--- Given instruction ---
Extract the full set of records that follows, word for word.

##### Material shown #####

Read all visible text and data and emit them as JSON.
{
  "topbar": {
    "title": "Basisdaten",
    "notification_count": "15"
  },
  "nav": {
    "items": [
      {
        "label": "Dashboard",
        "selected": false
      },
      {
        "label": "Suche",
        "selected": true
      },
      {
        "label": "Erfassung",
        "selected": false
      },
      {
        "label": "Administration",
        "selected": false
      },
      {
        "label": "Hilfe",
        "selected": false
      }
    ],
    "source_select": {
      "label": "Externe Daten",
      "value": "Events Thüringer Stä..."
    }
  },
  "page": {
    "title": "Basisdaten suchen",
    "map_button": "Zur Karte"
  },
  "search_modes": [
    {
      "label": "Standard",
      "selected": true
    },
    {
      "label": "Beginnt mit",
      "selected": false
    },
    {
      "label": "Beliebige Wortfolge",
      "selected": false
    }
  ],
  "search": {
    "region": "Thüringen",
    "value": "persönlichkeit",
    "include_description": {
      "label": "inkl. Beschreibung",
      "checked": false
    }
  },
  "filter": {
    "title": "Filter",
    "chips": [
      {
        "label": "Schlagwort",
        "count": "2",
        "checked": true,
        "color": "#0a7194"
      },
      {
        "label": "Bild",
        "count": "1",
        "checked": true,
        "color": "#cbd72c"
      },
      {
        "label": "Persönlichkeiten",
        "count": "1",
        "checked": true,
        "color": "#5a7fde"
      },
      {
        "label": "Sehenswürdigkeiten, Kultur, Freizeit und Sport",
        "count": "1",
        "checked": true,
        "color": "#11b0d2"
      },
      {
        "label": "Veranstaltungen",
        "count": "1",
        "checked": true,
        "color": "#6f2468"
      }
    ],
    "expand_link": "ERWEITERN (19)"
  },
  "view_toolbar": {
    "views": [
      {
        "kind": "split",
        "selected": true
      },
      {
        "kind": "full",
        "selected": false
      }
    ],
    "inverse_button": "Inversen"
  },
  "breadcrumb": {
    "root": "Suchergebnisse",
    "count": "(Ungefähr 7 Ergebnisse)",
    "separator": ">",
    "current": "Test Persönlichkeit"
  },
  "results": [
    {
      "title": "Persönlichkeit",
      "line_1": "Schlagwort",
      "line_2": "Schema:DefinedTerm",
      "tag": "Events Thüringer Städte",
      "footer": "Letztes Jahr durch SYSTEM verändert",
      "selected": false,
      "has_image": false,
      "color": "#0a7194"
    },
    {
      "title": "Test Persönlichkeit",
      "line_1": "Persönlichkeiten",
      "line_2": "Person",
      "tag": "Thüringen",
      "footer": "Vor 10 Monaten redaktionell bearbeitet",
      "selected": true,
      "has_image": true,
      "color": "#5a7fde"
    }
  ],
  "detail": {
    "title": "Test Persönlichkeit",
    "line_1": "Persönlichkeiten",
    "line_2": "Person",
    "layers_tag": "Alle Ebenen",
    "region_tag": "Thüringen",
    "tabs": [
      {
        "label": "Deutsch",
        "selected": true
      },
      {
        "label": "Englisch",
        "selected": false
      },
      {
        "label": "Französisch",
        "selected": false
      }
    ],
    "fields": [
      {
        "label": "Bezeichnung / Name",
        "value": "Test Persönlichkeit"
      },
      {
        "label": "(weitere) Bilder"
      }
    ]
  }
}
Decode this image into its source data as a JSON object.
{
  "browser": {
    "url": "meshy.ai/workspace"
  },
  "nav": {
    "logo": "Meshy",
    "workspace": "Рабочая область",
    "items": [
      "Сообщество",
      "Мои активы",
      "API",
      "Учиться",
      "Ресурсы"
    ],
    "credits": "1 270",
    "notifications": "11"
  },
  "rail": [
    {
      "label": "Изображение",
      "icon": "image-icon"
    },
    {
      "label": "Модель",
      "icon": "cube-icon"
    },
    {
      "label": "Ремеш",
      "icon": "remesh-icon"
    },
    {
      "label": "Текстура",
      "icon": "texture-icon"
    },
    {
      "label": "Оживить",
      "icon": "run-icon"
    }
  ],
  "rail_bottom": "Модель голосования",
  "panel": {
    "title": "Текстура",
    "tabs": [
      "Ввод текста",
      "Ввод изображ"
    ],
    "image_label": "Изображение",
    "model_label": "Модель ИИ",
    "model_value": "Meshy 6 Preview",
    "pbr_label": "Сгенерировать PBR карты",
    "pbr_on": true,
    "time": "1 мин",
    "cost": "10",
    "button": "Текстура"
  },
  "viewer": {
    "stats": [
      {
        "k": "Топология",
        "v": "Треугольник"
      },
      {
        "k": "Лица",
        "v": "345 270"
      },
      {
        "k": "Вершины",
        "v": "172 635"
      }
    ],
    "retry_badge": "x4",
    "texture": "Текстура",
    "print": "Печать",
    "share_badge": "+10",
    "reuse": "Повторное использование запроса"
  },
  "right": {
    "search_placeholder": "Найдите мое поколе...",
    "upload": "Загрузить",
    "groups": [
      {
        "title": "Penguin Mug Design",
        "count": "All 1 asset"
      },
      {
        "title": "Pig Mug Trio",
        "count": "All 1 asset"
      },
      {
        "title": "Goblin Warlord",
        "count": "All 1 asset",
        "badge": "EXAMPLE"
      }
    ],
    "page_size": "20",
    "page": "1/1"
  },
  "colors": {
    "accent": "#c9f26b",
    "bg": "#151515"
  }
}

#####

--- Exercise response ---
Read all visible text and data and emit them as JSON.
{
  "topbar": {
    "title": "Basisdaten",
    "notification_count": "15"
  },
  "nav": {
    "items": [
      {
        "label": "Dashboard",
        "selected": false
      },
      {
        "label": "Suche",
        "selected": true
      },
      {
        "label": "Erfassung",
        "selected": false
      },
      {
        "label": "Administration",
        "selected": false
      },
      {
        "label": "Hilfe",
        "selected": false
      }
    ],
    "source_select": {
      "label": "Externe Daten",
      "value": "Events Thüringer Stä..."
    }
  },
  "page": {
    "title": "Basisdaten suchen",
    "map_button": "Zur Karte"
  },
  "search_modes": [
    {
      "label": "Standard",
      "selected": true
    },
    {
      "label": "Beginnt mit",
      "selected": false
    },
    {
      "label": "Beliebige Wortfolge",
      "selected": false
    }
  ],
  "search": {
    "region": "Thüringen",
    "value": "persönlichkeit",
    "include_description": {
      "label": "inkl. Beschreibung",
      "checked": false
    }
  },
  "filter": {
    "title": "Filter",
    "chips": [
      {
        "label": "Schlagwort",
        "count": "2",
        "checked": true,
        "color": "#0a7194"
      },
      {
        "label": "Bild",
        "count": "1",
        "checked": true,
        "color": "#cbd72c"
      },
      {
        "label": "Persönlichkeiten",
        "count": "1",
        "checked": true,
        "color": "#5a7fde"
      },
      {
        "label": "Sehenswürdigkeiten, Kultur, Freizeit und Sport",
        "count": "1",
        "checked": true,
        "color": "#11b0d2"
      },
      {
        "label": "Veranstaltungen",
        "count": "1",
        "checked": true,
        "color": "#6f2468"
      }
    ],
    "expand_link": "ERWEITERN (19)"
  },
  "view_toolbar": {
    "views": [
      {
        "kind": "split",
        "selected": true
      },
      {
        "kind": "full",
        "selected": false
      }
    ],
    "inverse_button": "Inversen"
  },
  "breadcrumb": {
    "root": "Suchergebnisse",
    "count": "(Ungefähr 7 Ergebnisse)",
    "separator": ">",
    "current": "Test Persönlichkeit"
  },
  "results": [
    {
      "title": "Persönlichkeit",
      "line_1": "Schlagwort",
      "line_2": "Schema:DefinedTerm",
      "tag": "Events Thüringer Städte",
      "footer": "Letztes Jahr durch SYSTEM verändert",
      "selected": false,
      "has_image": false,
      "color": "#0a7194"
    },
    {
      "title": "Test Persönlichkeit",
      "line_1": "Persönlichkeiten",
      "line_2": "Person",
      "tag": "Thüringen",
      "footer": "Vor 10 Monaten redaktionell bearbeitet",
      "selected": true,
      "has_image": true,
      "color": "#5a7fde"
    }
  ],
  "detail": {
    "title": "Test Persönlichkeit",
    "line_1": "Persönlichkeiten",
    "line_2": "Person",
    "layers_tag": "Alle Ebenen",
    "region_tag": "Thüringen",
    "tabs": [
      {
        "label": "Deutsch",
        "selected": true
      },
      {
        "label": "Englisch",
        "selected": false
      },
      {
        "label": "Französisch",
        "selected": false
      }
    ],
    "fields": [
      {
        "label": "Bezeichnung / Name",
        "value": "Test Persönlichkeit"
      },
      {
        "label": "(weitere) Bilder"
      }
    ]
  }
}
Decode this image into its source data as a JSON object.
{
  "browser": {
    "url": "meshy.ai/workspace"
  },
  "nav": {
    "logo": "Meshy",
    "workspace": "Рабочая область",
    "items": [
      "Сообщество",
      "Мои активы",
      "API",
      "Учиться",
      "Ресурсы"
    ],
    "credits": "1 270",
    "notifications": "11"
  },
  "rail": [
    {
      "label": "Изображение",
      "icon": "image-icon"
    },
    {
      "label": "Модель",
      "icon": "cube-icon"
    },
    {
      "label": "Ремеш",
      "icon": "remesh-icon"
    },
    {
      "label": "Текстура",
      "icon": "texture-icon"
    },
    {
      "label": "Оживить",
      "icon": "run-icon"
    }
  ],
  "rail_bottom": "Модель голосования",
  "panel": {
    "title": "Текстура",
    "tabs": [
      "Ввод текста",
      "Ввод изображ"
    ],
    "image_label": "Изображение",
    "model_label": "Модель ИИ",
    "model_value": "Meshy 6 Preview",
    "pbr_label": "Сгенерировать PBR карты",
    "pbr_on": true,
    "time": "1 мин",
    "cost": "10",
    "button": "Текстура"
  },
  "viewer": {
    "stats": [
      {
        "k": "Топология",
        "v": "Треугольник"
      },
      {
        "k": "Лица",
        "v": "345 270"
      },
      {
        "k": "Вершины",
        "v": "172 635"
      }
    ],
    "retry_badge": "x4",
    "texture": "Текстура",
    "print": "Печать",
    "share_badge": "+10",
    "reuse": "Повторное использование запроса"
  },
  "right": {
    "search_placeholder": "Найдите мое поколе...",
    "upload": "Загрузить",
    "groups": [
      {
        "title": "Penguin Mug Design",
        "count": "All 1 asset"
      },
      {
        "title": "Pig Mug Trio",
        "count": "All 1 asset"
      },
      {
        "title": "Goblin Warlord",
        "count": "All 1 asset",
        "badge": "EXAMPLE"
      }
    ],
    "page_size": "20",
    "page": "1/1"
  },
  "colors": {
    "accent": "#c9f26b",
    "bg": "#151515"
  }
}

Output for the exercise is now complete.